### Requirement
Set each line of the records below into a numbered list, dropping any blank lines.

### Given entries

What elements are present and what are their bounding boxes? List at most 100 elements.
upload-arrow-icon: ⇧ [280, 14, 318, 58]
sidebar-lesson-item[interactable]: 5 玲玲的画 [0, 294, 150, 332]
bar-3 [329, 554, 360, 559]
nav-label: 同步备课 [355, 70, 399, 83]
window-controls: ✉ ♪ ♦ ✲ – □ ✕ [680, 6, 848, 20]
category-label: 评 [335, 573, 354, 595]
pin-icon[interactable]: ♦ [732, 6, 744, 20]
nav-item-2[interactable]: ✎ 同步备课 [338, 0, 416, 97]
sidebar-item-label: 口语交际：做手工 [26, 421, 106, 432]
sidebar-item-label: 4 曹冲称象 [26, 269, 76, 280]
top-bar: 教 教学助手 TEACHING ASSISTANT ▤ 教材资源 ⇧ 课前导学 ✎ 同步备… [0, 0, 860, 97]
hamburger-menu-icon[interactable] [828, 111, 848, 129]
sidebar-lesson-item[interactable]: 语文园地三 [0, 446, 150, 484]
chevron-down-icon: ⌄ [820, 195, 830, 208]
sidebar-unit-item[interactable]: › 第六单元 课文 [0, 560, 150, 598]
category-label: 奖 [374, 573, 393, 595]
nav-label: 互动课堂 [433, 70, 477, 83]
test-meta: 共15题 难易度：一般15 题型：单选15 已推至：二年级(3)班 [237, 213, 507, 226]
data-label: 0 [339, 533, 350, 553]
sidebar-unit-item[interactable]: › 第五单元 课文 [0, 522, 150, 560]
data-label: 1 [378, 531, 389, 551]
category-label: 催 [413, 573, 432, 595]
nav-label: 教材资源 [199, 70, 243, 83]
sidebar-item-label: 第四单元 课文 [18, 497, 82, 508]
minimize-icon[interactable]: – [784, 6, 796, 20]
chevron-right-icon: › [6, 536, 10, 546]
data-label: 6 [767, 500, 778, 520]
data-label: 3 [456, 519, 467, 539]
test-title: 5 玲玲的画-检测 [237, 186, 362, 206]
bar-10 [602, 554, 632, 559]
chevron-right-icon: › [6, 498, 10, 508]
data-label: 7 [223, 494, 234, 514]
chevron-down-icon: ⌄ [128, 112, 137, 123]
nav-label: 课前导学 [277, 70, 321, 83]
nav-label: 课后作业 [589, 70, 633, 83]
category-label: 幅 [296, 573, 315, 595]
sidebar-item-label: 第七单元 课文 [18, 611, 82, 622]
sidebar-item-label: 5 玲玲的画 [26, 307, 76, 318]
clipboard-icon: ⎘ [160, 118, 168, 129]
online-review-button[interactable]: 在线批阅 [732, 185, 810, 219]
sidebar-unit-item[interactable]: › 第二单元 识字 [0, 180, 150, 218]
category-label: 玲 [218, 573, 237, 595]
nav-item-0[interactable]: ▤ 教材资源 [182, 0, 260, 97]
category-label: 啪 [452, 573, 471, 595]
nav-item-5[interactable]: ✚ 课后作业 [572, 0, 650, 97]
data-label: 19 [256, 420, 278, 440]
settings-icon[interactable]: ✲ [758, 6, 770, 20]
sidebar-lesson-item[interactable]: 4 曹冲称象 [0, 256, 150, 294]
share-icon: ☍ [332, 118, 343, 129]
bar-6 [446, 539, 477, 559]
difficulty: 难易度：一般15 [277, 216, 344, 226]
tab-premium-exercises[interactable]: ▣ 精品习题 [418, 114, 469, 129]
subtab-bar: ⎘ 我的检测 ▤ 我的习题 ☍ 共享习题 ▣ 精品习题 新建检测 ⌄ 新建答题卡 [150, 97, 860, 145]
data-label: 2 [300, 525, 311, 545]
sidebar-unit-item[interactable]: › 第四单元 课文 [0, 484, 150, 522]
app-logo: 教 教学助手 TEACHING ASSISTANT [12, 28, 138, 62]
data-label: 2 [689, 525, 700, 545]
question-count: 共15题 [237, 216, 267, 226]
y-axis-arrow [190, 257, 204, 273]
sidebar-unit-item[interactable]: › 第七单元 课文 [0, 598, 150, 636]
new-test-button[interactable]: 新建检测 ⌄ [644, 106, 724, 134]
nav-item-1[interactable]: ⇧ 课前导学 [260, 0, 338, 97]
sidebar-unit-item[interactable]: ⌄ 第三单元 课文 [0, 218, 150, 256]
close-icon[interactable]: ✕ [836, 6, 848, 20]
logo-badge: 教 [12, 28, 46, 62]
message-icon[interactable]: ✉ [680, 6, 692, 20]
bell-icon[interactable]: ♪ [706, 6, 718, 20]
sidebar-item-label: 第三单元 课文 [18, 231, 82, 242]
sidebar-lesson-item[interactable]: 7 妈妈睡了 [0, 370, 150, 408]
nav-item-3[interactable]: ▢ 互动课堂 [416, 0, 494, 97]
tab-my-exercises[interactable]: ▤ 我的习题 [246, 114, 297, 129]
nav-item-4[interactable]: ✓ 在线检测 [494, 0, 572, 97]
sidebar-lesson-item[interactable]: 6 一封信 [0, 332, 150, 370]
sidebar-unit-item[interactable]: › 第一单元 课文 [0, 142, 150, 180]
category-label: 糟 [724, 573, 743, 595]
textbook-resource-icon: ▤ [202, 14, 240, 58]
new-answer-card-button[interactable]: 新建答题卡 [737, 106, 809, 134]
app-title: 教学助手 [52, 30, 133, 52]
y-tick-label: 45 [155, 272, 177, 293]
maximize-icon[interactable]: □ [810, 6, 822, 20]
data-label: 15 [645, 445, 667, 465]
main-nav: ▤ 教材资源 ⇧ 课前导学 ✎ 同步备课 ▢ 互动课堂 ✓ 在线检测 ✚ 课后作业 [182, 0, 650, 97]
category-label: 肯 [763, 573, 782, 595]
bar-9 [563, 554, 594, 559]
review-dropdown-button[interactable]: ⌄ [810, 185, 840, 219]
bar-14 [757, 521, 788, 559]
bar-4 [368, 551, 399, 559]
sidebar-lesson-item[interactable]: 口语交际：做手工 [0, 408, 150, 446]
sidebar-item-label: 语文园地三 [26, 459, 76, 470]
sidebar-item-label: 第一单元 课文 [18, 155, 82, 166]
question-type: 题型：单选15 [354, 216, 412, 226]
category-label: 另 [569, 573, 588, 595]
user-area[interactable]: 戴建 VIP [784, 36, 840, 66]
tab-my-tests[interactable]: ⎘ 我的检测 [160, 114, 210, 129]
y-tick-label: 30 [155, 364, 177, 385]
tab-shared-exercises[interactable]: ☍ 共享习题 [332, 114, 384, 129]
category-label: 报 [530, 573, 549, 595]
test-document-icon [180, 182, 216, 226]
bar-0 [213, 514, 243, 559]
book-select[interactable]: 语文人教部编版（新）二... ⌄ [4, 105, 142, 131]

### Result for this task
1. What elements are present and what are their bounding boxes? List at most 100 elements.
2. upload-arrow-icon: ⇧ [280, 14, 318, 58]
3. sidebar-lesson-item[interactable]: 5 玲玲的画 [0, 294, 150, 332]
4. bar-3 [329, 554, 360, 559]
5. nav-label: 同步备课 [355, 70, 399, 83]
6. window-controls: ✉ ♪ ♦ ✲ – □ ✕ [680, 6, 848, 20]
7. category-label: 评 [335, 573, 354, 595]
8. pin-icon[interactable]: ♦ [732, 6, 744, 20]
9. nav-item-2[interactable]: ✎ 同步备课 [338, 0, 416, 97]
10. sidebar-item-label: 口语交际：做手工 [26, 421, 106, 432]
11. sidebar-item-label: 4 曹冲称象 [26, 269, 76, 280]
12. top-bar: 教 教学助手 TEACHING ASSISTANT ▤ 教材资源 ⇧ 课前导学 ✎ 同步备… [0, 0, 860, 97]
13. hamburger-menu-icon[interactable] [828, 111, 848, 129]
14. sidebar-lesson-item[interactable]: 语文园地三 [0, 446, 150, 484]
15. chevron-down-icon: ⌄ [820, 195, 830, 208]
16. sidebar-unit-item[interactable]: › 第六单元 课文 [0, 560, 150, 598]
17. category-label: 奖 [374, 573, 393, 595]
18. nav-label: 互动课堂 [433, 70, 477, 83]
19. test-meta: 共15题 难易度：一般15 题型：单选15 已推至：二年级(3)班 [237, 213, 507, 226]
20. data-label: 0 [339, 533, 350, 553]
21. sidebar-unit-item[interactable]: › 第五单元 课文 [0, 522, 150, 560]
22. data-label: 1 [378, 531, 389, 551]
23. category-label: 催 [413, 573, 432, 595]
24. nav-label: 教材资源 [199, 70, 243, 83]
25. sidebar-item-label: 第四单元 课文 [18, 497, 82, 508]
26. minimize-icon[interactable]: – [784, 6, 796, 20]
27. chevron-right-icon: › [6, 536, 10, 546]
28. data-label: 6 [767, 500, 778, 520]
29. data-label: 3 [456, 519, 467, 539]
30. test-title: 5 玲玲的画-检测 [237, 186, 362, 206]
31. bar-10 [602, 554, 632, 559]
32. chevron-right-icon: › [6, 498, 10, 508]
33. data-label: 7 [223, 494, 234, 514]
34. chevron-down-icon: ⌄ [128, 112, 137, 123]
35. nav-label: 课前导学 [277, 70, 321, 83]
36. nav-label: 课后作业 [589, 70, 633, 83]
37. category-label: 幅 [296, 573, 315, 595]
38. sidebar-item-label: 第七单元 课文 [18, 611, 82, 622]
39. sidebar-item-label: 5 玲玲的画 [26, 307, 76, 318]
40. clipboard-icon: ⎘ [160, 118, 168, 129]
41. online-review-button[interactable]: 在线批阅 [732, 185, 810, 219]
42. sidebar-unit-item[interactable]: › 第二单元 识字 [0, 180, 150, 218]
43. category-label: 玲 [218, 573, 237, 595]
44. nav-item-0[interactable]: ▤ 教材资源 [182, 0, 260, 97]
45. category-label: 啪 [452, 573, 471, 595]
46. nav-item-5[interactable]: ✚ 课后作业 [572, 0, 650, 97]
47. data-label: 19 [256, 420, 278, 440]
48. settings-icon[interactable]: ✲ [758, 6, 770, 20]
49. sidebar-lesson-item[interactable]: 4 曹冲称象 [0, 256, 150, 294]
50. share-icon: ☍ [332, 118, 343, 129]
51. bar-6 [446, 539, 477, 559]
52. difficulty: 难易度：一般15 [277, 216, 344, 226]
53. tab-premium-exercises[interactable]: ▣ 精品习题 [418, 114, 469, 129]
54. subtab-bar: ⎘ 我的检测 ▤ 我的习题 ☍ 共享习题 ▣ 精品习题 新建检测 ⌄ 新建答题卡 [150, 97, 860, 145]
55. data-label: 2 [300, 525, 311, 545]
56. sidebar-unit-item[interactable]: › 第四单元 课文 [0, 484, 150, 522]
57. app-logo: 教 教学助手 TEACHING ASSISTANT [12, 28, 138, 62]
58. data-label: 2 [689, 525, 700, 545]
59. question-count: 共15题 [237, 216, 267, 226]
60. y-axis-arrow [190, 257, 204, 273]
61. sidebar-unit-item[interactable]: › 第七单元 课文 [0, 598, 150, 636]
62. new-test-button[interactable]: 新建检测 ⌄ [644, 106, 724, 134]
63. nav-item-1[interactable]: ⇧ 课前导学 [260, 0, 338, 97]
64. sidebar-unit-item[interactable]: ⌄ 第三单元 课文 [0, 218, 150, 256]
65. close-icon[interactable]: ✕ [836, 6, 848, 20]
66. logo-badge: 教 [12, 28, 46, 62]
67. message-icon[interactable]: ✉ [680, 6, 692, 20]
68. bell-icon[interactable]: ♪ [706, 6, 718, 20]
69. sidebar-item-label: 第三单元 课文 [18, 231, 82, 242]
70. sidebar-lesson-item[interactable]: 7 妈妈睡了 [0, 370, 150, 408]
71. nav-item-3[interactable]: ▢ 互动课堂 [416, 0, 494, 97]
72. tab-my-exercises[interactable]: ▤ 我的习题 [246, 114, 297, 129]
73. nav-item-4[interactable]: ✓ 在线检测 [494, 0, 572, 97]
74. sidebar-lesson-item[interactable]: 6 一封信 [0, 332, 150, 370]
75. sidebar-unit-item[interactable]: › 第一单元 课文 [0, 142, 150, 180]
76. category-label: 糟 [724, 573, 743, 595]
77. textbook-resource-icon: ▤ [202, 14, 240, 58]
78. new-answer-card-button[interactable]: 新建答题卡 [737, 106, 809, 134]
79. app-title: 教学助手 [52, 30, 133, 52]
80. y-tick-label: 45 [155, 272, 177, 293]
81. maximize-icon[interactable]: □ [810, 6, 822, 20]
82. data-label: 15 [645, 445, 667, 465]
83. main-nav: ▤ 教材资源 ⇧ 课前导学 ✎ 同步备课 ▢ 互动课堂 ✓ 在线检测 ✚ 课后作业 [182, 0, 650, 97]
84. category-label: 肯 [763, 573, 782, 595]
85. bar-9 [563, 554, 594, 559]
86. review-dropdown-button[interactable]: ⌄ [810, 185, 840, 219]
87. bar-14 [757, 521, 788, 559]
88. bar-4 [368, 551, 399, 559]
89. sidebar-lesson-item[interactable]: 口语交际：做手工 [0, 408, 150, 446]
90. sidebar-item-label: 语文园地三 [26, 459, 76, 470]
91. sidebar-item-label: 第一单元 课文 [18, 155, 82, 166]
92. question-type: 题型：单选15 [354, 216, 412, 226]
93. category-label: 另 [569, 573, 588, 595]
94. user-area[interactable]: 戴建 VIP [784, 36, 840, 66]
95. tab-my-tests[interactable]: ⎘ 我的检测 [160, 114, 210, 129]
96. y-tick-label: 30 [155, 364, 177, 385]
97. tab-shared-exercises[interactable]: ☍ 共享习题 [332, 114, 384, 129]
98. category-label: 报 [530, 573, 549, 595]
99. test-document-icon [180, 182, 216, 226]
100. bar-0 [213, 514, 243, 559]
101. book-select[interactable]: 语文人教部编版（新）二... ⌄ [4, 105, 142, 131]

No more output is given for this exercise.